>> BEGIN

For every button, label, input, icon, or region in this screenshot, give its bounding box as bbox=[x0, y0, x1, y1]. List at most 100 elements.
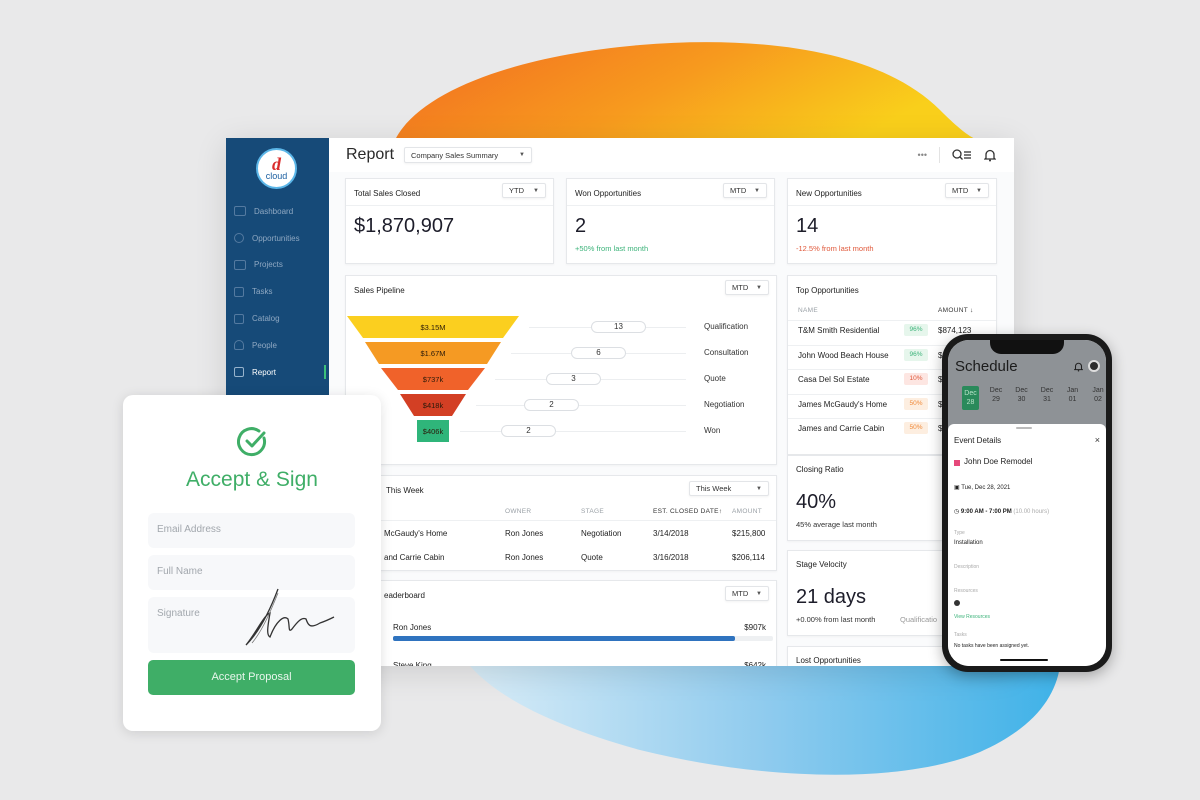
cell-date: 3/14/2018 bbox=[653, 529, 689, 538]
column-header-name[interactable]: NAME bbox=[798, 307, 818, 314]
column-header-stage[interactable]: STAGE bbox=[581, 508, 604, 515]
day-selector[interactable]: Dec 31 bbox=[1039, 386, 1056, 404]
grid-icon bbox=[234, 313, 244, 324]
event-time: ◷ 9:00 AM - 7:00 PM (10.00 hours) bbox=[954, 508, 1049, 515]
day-selector[interactable]: Jan 01 bbox=[1064, 386, 1081, 404]
card-title: Top Opportunities bbox=[796, 286, 859, 295]
period-value: MTD bbox=[952, 186, 969, 195]
sidebar-item-catalog[interactable]: Catalog bbox=[226, 305, 329, 332]
day-selector[interactable]: Dec 30 bbox=[1013, 386, 1030, 404]
projects-icon bbox=[234, 259, 246, 270]
phone-screen: Schedule Dec 28 Dec 29 Dec 30 Dec 31 Jan 01 Jan 02 … bbox=[948, 340, 1106, 666]
sidebar-item-label: Tasks bbox=[252, 287, 273, 297]
cell-owner: Ron Jones bbox=[505, 529, 544, 538]
card-title: This Week bbox=[386, 486, 424, 495]
day-month: Dec bbox=[1015, 387, 1028, 394]
funnel-connector bbox=[476, 405, 686, 406]
period-select[interactable]: MTD ▼ bbox=[725, 586, 769, 601]
email-field[interactable]: Email Address bbox=[148, 513, 355, 548]
app-logo[interactable]: d cloud bbox=[256, 148, 297, 189]
sidebar-item-report[interactable]: Report bbox=[226, 359, 329, 386]
kpi-won-opportunities: Won Opportunities MTD ▼ 2 +50% from last … bbox=[566, 178, 775, 264]
column-header-date[interactable]: EST. CLOSED DATE↑ bbox=[653, 508, 722, 515]
signature-label: Signature bbox=[157, 608, 200, 619]
period-select[interactable]: MTD ▼ bbox=[723, 183, 767, 198]
probability-badge: 10% bbox=[904, 373, 928, 385]
card-title: Total Sales Closed bbox=[354, 189, 421, 198]
period-value: MTD bbox=[730, 186, 747, 195]
close-icon[interactable]: × bbox=[1095, 435, 1100, 445]
card-title: Won Opportunities bbox=[575, 189, 642, 198]
view-resources-link[interactable]: View Resources bbox=[954, 614, 990, 620]
opportunity-name: T&M Smith Residential bbox=[798, 326, 880, 335]
more-icon[interactable]: ••• bbox=[918, 150, 927, 160]
closing-this-week-card: This Week This Week ▼ OWNER STAGE EST. CL… bbox=[345, 475, 777, 571]
sidebar-item-people[interactable]: People bbox=[226, 332, 329, 359]
day-selector[interactable]: Jan 02 bbox=[1090, 386, 1107, 404]
chevron-down-icon: ▼ bbox=[756, 590, 762, 597]
logo-text: cloud bbox=[265, 171, 288, 181]
chevron-down-icon: ▼ bbox=[756, 485, 762, 492]
toolbar-icons: ••• bbox=[918, 147, 996, 163]
day-month: Dec bbox=[1040, 387, 1054, 394]
drag-handle[interactable] bbox=[1016, 427, 1032, 429]
sidebar-item-dashboard[interactable]: Dashboard bbox=[226, 198, 329, 225]
card-title: eaderboard bbox=[384, 591, 425, 600]
column-header-owner[interactable]: OWNER bbox=[505, 508, 531, 515]
kpi-change: -12.5% from last month bbox=[796, 244, 874, 253]
stage-name: Qualification bbox=[704, 322, 749, 331]
home-indicator bbox=[1000, 659, 1048, 661]
description-label: Description bbox=[954, 564, 980, 570]
kpi-total-sales: Total Sales Closed YTD ▼ $1,870,907 bbox=[345, 178, 554, 264]
signature-field[interactable]: Signature bbox=[148, 588, 355, 653]
sheet-title: Event Details bbox=[954, 436, 1002, 445]
kpi-value: 14 bbox=[796, 215, 819, 237]
chevron-down-icon: ▼ bbox=[754, 187, 760, 194]
report-select[interactable]: Company Sales Summary ▼ bbox=[404, 147, 532, 163]
column-header-amount[interactable]: AMOUNT ↓ bbox=[938, 307, 974, 314]
cell-name: McGaudy's Home bbox=[384, 529, 448, 538]
kpi-value: 21 days bbox=[796, 586, 867, 608]
accept-sign-card: Accept & Sign Email Address Full Name Si… bbox=[123, 395, 381, 731]
period-select[interactable]: MTD ▼ bbox=[945, 183, 989, 198]
day-selector[interactable]: Dec 28 bbox=[962, 386, 979, 410]
sidebar-item-opportunities[interactable]: Opportunities bbox=[226, 225, 329, 252]
period-select[interactable]: YTD ▼ bbox=[502, 183, 546, 198]
divider bbox=[346, 205, 553, 206]
bell-icon[interactable] bbox=[1074, 362, 1083, 372]
event-name: John Doe Remodel bbox=[964, 457, 1033, 466]
day-selector[interactable]: Dec 29 bbox=[988, 386, 1005, 404]
sidebar-item-label: Catalog bbox=[252, 314, 280, 324]
stage-count-pill: 3 bbox=[546, 373, 601, 385]
funnel-amount-label: $737k bbox=[423, 375, 444, 384]
bell-icon[interactable] bbox=[984, 149, 996, 162]
kpi-change: +0.00% from last month bbox=[796, 615, 876, 624]
card-title: Lost Opportunities bbox=[796, 656, 861, 665]
search-list-icon[interactable] bbox=[952, 149, 972, 161]
kpi-new-opportunities: New Opportunities MTD ▼ 14 -12.5% from la… bbox=[787, 178, 997, 264]
divider bbox=[788, 320, 996, 321]
type-label: Type bbox=[954, 530, 965, 536]
event-color-swatch bbox=[954, 460, 960, 466]
pipeline-funnel: $3.15M $1.67M $737k $418k $406k bbox=[347, 316, 519, 442]
funnel-amount-label: $418k bbox=[423, 401, 444, 410]
day-month: Dec bbox=[989, 387, 1003, 394]
sidebar-item-projects[interactable]: Projects bbox=[226, 252, 329, 279]
top-bar: Report Company Sales Summary ▼ ••• bbox=[329, 138, 1014, 172]
resources-label: Resources bbox=[954, 588, 978, 594]
chevron-down-icon: ▼ bbox=[519, 152, 525, 158]
sidebar-item-label: Projects bbox=[254, 260, 283, 270]
day-number: 29 bbox=[992, 396, 1000, 403]
avatar[interactable] bbox=[1088, 360, 1100, 372]
period-select[interactable]: This Week ▼ bbox=[689, 481, 769, 496]
signature-drawing bbox=[245, 588, 335, 646]
dashboard-icon bbox=[234, 206, 246, 217]
period-value: MTD bbox=[732, 589, 749, 598]
people-icon bbox=[234, 340, 244, 351]
sidebar-item-tasks[interactable]: Tasks bbox=[226, 278, 329, 305]
probability-badge: 50% bbox=[904, 397, 928, 410]
logo-letter: d bbox=[272, 154, 281, 174]
accept-proposal-button[interactable]: Accept Proposal bbox=[148, 660, 355, 695]
column-header-amount[interactable]: AMOUNT bbox=[732, 508, 762, 515]
check-circle-icon bbox=[237, 427, 266, 457]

>> END

● **Exercise instructions**
Present all of the data above as a Markdown table with the columns Row and Line, putting each line in its own numbered row and skipping any blank lines. Omit the pictures from the table.

● **Complete answer**
| Row | Line |
|---|---|
| 1 | For every button, label, input, icon, or region in this screenshot, give its bounding box as bbox=[x0, y0, x1, y1]. List at most 100 elements. |
| 2 | cell-date: 3/14/2018 bbox=[653, 529, 689, 538] |
| 3 | column-header-name[interactable]: NAME bbox=[798, 307, 818, 314] |
| 4 | column-header-stage[interactable]: STAGE bbox=[581, 508, 604, 515] |
| 5 | day-selector[interactable]: Dec 31 bbox=[1039, 386, 1056, 404] |
| 6 | grid-icon bbox=[234, 313, 244, 324] |
| 7 | event-time: ◷ 9:00 AM - 7:00 PM (10.00 hours) bbox=[954, 508, 1049, 515] |
| 8 | day-selector[interactable]: Jan 01 bbox=[1064, 386, 1081, 404] |
| 9 | card-title: Top Opportunities bbox=[796, 286, 859, 295] |
| 10 | period-value: MTD bbox=[952, 186, 969, 195] |
| 11 | sidebar-item-catalog[interactable]: Catalog bbox=[226, 305, 329, 332] |
| 12 | day-selector[interactable]: Dec 30 bbox=[1013, 386, 1030, 404] |
| 13 | projects-icon bbox=[234, 259, 246, 270] |
| 14 | phone-screen: Schedule Dec 28 Dec 29 Dec 30 Dec 31 Jan 01 Jan 02 … bbox=[948, 340, 1106, 666] |
| 15 | sidebar-item-label: Tasks bbox=[252, 287, 273, 297] |
| 16 | cell-owner: Ron Jones bbox=[505, 529, 544, 538] |
| 17 | card-title: This Week bbox=[386, 486, 424, 495] |
| 18 | day-month: Dec bbox=[1015, 387, 1028, 394] |
| 19 | funnel-connector bbox=[476, 405, 686, 406] |
| 20 | period-select[interactable]: MTD ▼ bbox=[725, 586, 769, 601] |
| 21 | email-field[interactable]: Email Address bbox=[148, 513, 355, 548] |
| 22 | app-logo[interactable]: d cloud bbox=[256, 148, 297, 189] |
| 23 | sidebar-item-report[interactable]: Report bbox=[226, 359, 329, 386] |
| 24 | kpi-won-opportunities: Won Opportunities MTD ▼ 2 +50% from last … bbox=[566, 178, 775, 264] |
| 25 | column-header-date[interactable]: EST. CLOSED DATE↑ bbox=[653, 508, 722, 515] |
| 26 | signature-label: Signature bbox=[157, 608, 200, 619] |
| 27 | period-select[interactable]: MTD ▼ bbox=[723, 183, 767, 198] |
| 28 | probability-badge: 10% bbox=[904, 373, 928, 385] |
| 29 | card-title: Total Sales Closed bbox=[354, 189, 421, 198] |
| 30 | period-value: MTD bbox=[730, 186, 747, 195] |
| 31 | close-icon[interactable]: × bbox=[1095, 435, 1100, 445] |
| 32 | card-title: Won Opportunities bbox=[575, 189, 642, 198] |
| 33 | view-resources-link[interactable]: View Resources bbox=[954, 614, 990, 620] |
| 34 | opportunity-name: T&M Smith Residential bbox=[798, 326, 880, 335] |
| 35 | more-icon[interactable]: ••• bbox=[918, 150, 927, 160] |
| 36 | closing-this-week-card: This Week This Week ▼ OWNER STAGE EST. CL… bbox=[345, 475, 777, 571] |
| 37 | sidebar-item-people[interactable]: People bbox=[226, 332, 329, 359] |
| 38 | day-selector[interactable]: Jan 02 bbox=[1090, 386, 1107, 404] |
| 39 | chevron-down-icon: ▼ bbox=[756, 590, 762, 597] |
| 40 | logo-text: cloud bbox=[265, 171, 288, 181] |
| 41 | chevron-down-icon: ▼ bbox=[756, 485, 762, 492] |
| 42 | toolbar-icons: ••• bbox=[918, 147, 996, 163] |
| 43 | day-month: Dec bbox=[1040, 387, 1054, 394] |
| 44 | drag-handle[interactable] bbox=[1016, 427, 1032, 429] |
| 45 | sidebar-item-dashboard[interactable]: Dashboard bbox=[226, 198, 329, 225] |
| 46 | card-title: eaderboard bbox=[384, 591, 425, 600] |
| 47 | column-header-owner[interactable]: OWNER bbox=[505, 508, 531, 515] |
| 48 | kpi-change: -12.5% from last month bbox=[796, 244, 874, 253] |
| 49 | stage-name: Qualification bbox=[704, 322, 749, 331] |
| 50 | home-indicator bbox=[1000, 659, 1048, 661] |
| 51 | description-label: Description bbox=[954, 564, 980, 570] |
| 52 | kpi-total-sales: Total Sales Closed YTD ▼ $1,870,907 bbox=[345, 178, 554, 264] |
| 53 | signature-field[interactable]: Signature bbox=[148, 588, 355, 653] |
| 54 | sheet-title: Event Details bbox=[954, 436, 1002, 445] |
| 55 | kpi-value: 14 bbox=[796, 215, 819, 237] |
| 56 | chevron-down-icon: ▼ bbox=[754, 187, 760, 194] |
| 57 | report-select[interactable]: Company Sales Summary ▼ bbox=[404, 147, 532, 163] |
| 58 | column-header-amount[interactable]: AMOUNT ↓ bbox=[938, 307, 974, 314] |
| 59 | cell-name: McGaudy's Home bbox=[384, 529, 448, 538] |
| 60 | kpi-value: 21 days bbox=[796, 586, 867, 608] |
| 61 | accept-sign-card: Accept & Sign Email Address Full Name Si… bbox=[123, 395, 381, 731] |
| 62 | period-select[interactable]: MTD ▼ bbox=[945, 183, 989, 198] |
| 63 | day-selector[interactable]: Dec 28 bbox=[962, 386, 979, 410] |
| 64 | sidebar-item-opportunities[interactable]: Opportunities bbox=[226, 225, 329, 252] |
| 65 | period-select[interactable]: YTD ▼ bbox=[502, 183, 546, 198] |
| 66 | divider bbox=[346, 205, 553, 206] |
| 67 | bell-icon[interactable] bbox=[1074, 362, 1083, 372] |
| 68 | event-name: John Doe Remodel bbox=[964, 457, 1033, 466] |
| 69 | day-selector[interactable]: Dec 29 bbox=[988, 386, 1005, 404] |
| 70 | sidebar-item-label: Catalog bbox=[252, 314, 280, 324] |
| 71 | stage-count-pill: 3 bbox=[546, 373, 601, 385] |
| 72 | funnel-amount-label: $737k bbox=[423, 375, 444, 384] |
| 73 | bell-icon[interactable] bbox=[984, 149, 996, 162] |
| 74 | kpi-change: +0.00% from last month bbox=[796, 615, 876, 624] |
| 75 | card-title: Lost Opportunities bbox=[796, 656, 861, 665] |
| 76 | search-list-icon[interactable] bbox=[952, 149, 972, 161] |
| 77 | kpi-new-opportunities: New Opportunities MTD ▼ 14 -12.5% from la… bbox=[787, 178, 997, 264] |
| 78 | divider bbox=[788, 320, 996, 321] |
| 79 | type-label: Type bbox=[954, 530, 965, 536] |
| 80 | event-color-swatch bbox=[954, 460, 960, 466] |
| 81 | pipeline-funnel: $3.15M $1.67M $737k $418k $406k bbox=[347, 316, 519, 442] |
| 82 | funnel-amount-label: $418k bbox=[423, 401, 444, 410] |
| 83 | day-month: Dec bbox=[989, 387, 1003, 394] |
| 84 | sidebar-item-projects[interactable]: Projects bbox=[226, 252, 329, 279] |
| 85 | top-bar: Report Company Sales Summary ▼ ••• bbox=[329, 138, 1014, 172] |
| 86 | resources-label: Resources bbox=[954, 588, 978, 594] |
| 87 | chevron-down-icon: ▼ bbox=[519, 152, 525, 158] |
| 88 | sidebar-item-label: Projects bbox=[254, 260, 283, 270] |
| 89 | day-number: 29 bbox=[992, 396, 1000, 403] |
| 90 | avatar[interactable] bbox=[1088, 360, 1100, 372] |
| 91 | period-select[interactable]: This Week ▼ bbox=[689, 481, 769, 496] |
| 92 | signature-drawing bbox=[245, 588, 335, 646] |
| 93 | dashboard-icon bbox=[234, 206, 246, 217] |
| 94 | period-value: MTD bbox=[732, 589, 749, 598] |
| 95 | people-icon bbox=[234, 340, 244, 351] |
| 96 | sidebar-item-tasks[interactable]: Tasks bbox=[226, 278, 329, 305] |
| 97 | probability-badge: 50% bbox=[904, 397, 928, 410] |
| 98 | logo-letter: d bbox=[272, 154, 281, 174] |
| 99 | accept-proposal-button[interactable]: Accept Proposal bbox=[148, 660, 355, 695] |
| 100 | column-header-amount[interactable]: AMOUNT bbox=[732, 508, 762, 515] |
| 101 | check-circle-icon bbox=[237, 427, 266, 457] |